Goal - Extract all lines in the data that contain the word "나무처럼".

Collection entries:
* * * * *

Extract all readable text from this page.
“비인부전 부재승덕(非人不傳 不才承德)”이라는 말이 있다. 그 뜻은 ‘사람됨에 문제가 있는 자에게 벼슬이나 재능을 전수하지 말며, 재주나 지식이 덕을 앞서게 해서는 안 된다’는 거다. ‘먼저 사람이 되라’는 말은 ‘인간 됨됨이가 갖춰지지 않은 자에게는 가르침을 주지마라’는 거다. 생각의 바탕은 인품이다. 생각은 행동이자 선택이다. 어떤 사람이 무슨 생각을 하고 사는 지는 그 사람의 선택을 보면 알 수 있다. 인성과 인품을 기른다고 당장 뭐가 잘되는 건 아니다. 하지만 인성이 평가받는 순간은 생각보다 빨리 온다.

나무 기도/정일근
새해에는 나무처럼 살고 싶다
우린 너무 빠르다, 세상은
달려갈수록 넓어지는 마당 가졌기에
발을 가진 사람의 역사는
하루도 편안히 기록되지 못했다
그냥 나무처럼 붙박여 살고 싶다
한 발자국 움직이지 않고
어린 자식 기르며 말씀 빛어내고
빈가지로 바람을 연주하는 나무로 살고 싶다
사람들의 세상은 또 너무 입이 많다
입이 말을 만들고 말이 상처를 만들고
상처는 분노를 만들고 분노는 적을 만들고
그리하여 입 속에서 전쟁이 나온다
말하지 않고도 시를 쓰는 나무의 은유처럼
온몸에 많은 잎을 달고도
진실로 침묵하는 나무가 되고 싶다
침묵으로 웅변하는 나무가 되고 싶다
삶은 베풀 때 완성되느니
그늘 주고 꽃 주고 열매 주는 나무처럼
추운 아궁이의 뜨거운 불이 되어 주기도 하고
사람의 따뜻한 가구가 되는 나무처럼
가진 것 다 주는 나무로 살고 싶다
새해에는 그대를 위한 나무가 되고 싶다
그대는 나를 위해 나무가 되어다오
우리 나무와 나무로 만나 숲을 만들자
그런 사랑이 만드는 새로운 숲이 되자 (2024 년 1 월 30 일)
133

* * * * *

Expected output -
새해에는 나무처럼 살고 싶다
그냥 나무처럼 붙박여 살고 싶다
그늘 주고 꽃 주고 열매 주는 나무처럼
사람의 따뜻한 가구가 되는 나무처럼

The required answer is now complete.